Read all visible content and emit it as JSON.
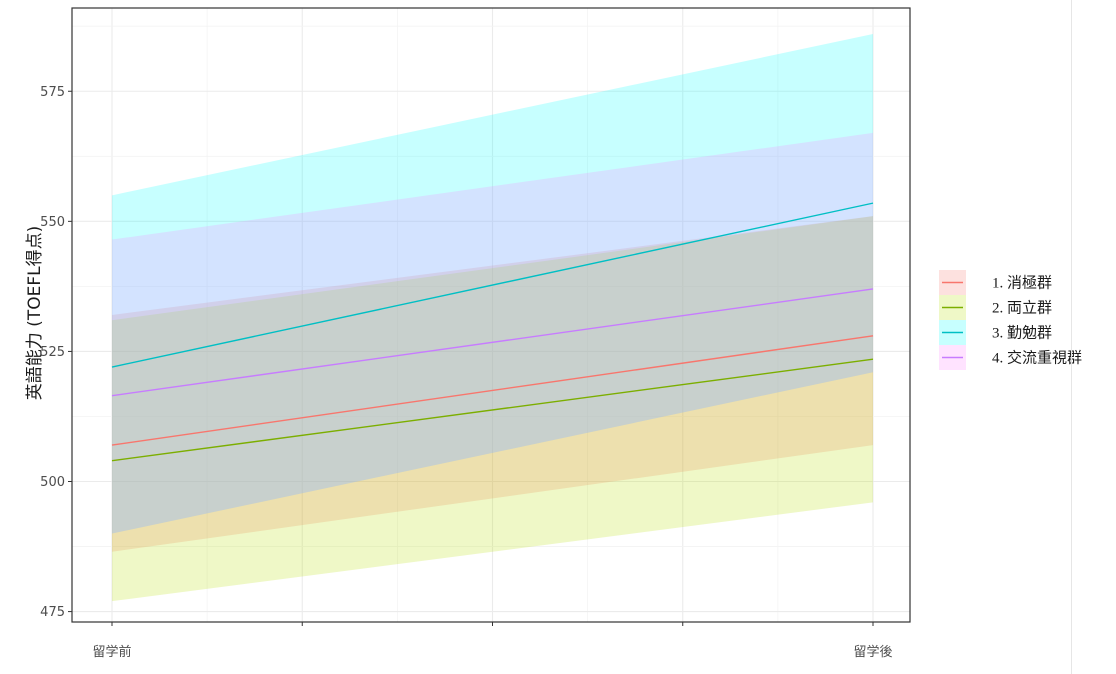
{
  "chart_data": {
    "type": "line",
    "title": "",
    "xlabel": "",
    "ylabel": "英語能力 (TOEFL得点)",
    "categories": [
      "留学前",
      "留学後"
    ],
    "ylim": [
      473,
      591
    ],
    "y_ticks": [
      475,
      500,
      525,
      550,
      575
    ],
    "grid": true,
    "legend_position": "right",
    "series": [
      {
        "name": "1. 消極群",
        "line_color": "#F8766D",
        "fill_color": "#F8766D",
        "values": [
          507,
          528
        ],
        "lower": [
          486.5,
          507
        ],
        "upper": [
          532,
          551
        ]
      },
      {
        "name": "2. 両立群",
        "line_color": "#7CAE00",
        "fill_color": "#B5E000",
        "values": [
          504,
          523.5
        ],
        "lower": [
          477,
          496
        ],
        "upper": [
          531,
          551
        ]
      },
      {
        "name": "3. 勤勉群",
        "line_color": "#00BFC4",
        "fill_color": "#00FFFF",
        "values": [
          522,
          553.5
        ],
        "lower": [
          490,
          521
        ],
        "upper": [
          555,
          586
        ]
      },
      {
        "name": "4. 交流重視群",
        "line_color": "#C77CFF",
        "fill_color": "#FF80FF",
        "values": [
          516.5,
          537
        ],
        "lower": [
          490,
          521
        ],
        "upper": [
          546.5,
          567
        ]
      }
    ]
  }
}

▬▬▬▬▬▬▬▬▬▬

→ THE REQUEST
Write the full listing out again with every line unchanged, but include no pictures.

→ ANSWER TO THIS PROBLEM
Read all visible content and emit it as JSON.
{
  "chart_data": {
    "type": "line",
    "title": "",
    "xlabel": "",
    "ylabel": "英語能力 (TOEFL得点)",
    "categories": [
      "留学前",
      "留学後"
    ],
    "ylim": [
      473,
      591
    ],
    "y_ticks": [
      475,
      500,
      525,
      550,
      575
    ],
    "grid": true,
    "legend_position": "right",
    "series": [
      {
        "name": "1. 消極群",
        "line_color": "#F8766D",
        "fill_color": "#F8766D",
        "values": [
          507,
          528
        ],
        "lower": [
          486.5,
          507
        ],
        "upper": [
          532,
          551
        ]
      },
      {
        "name": "2. 両立群",
        "line_color": "#7CAE00",
        "fill_color": "#B5E000",
        "values": [
          504,
          523.5
        ],
        "lower": [
          477,
          496
        ],
        "upper": [
          531,
          551
        ]
      },
      {
        "name": "3. 勤勉群",
        "line_color": "#00BFC4",
        "fill_color": "#00FFFF",
        "values": [
          522,
          553.5
        ],
        "lower": [
          490,
          521
        ],
        "upper": [
          555,
          586
        ]
      },
      {
        "name": "4. 交流重視群",
        "line_color": "#C77CFF",
        "fill_color": "#FF80FF",
        "values": [
          516.5,
          537
        ],
        "lower": [
          490,
          521
        ],
        "upper": [
          546.5,
          567
        ]
      }
    ]
  }
}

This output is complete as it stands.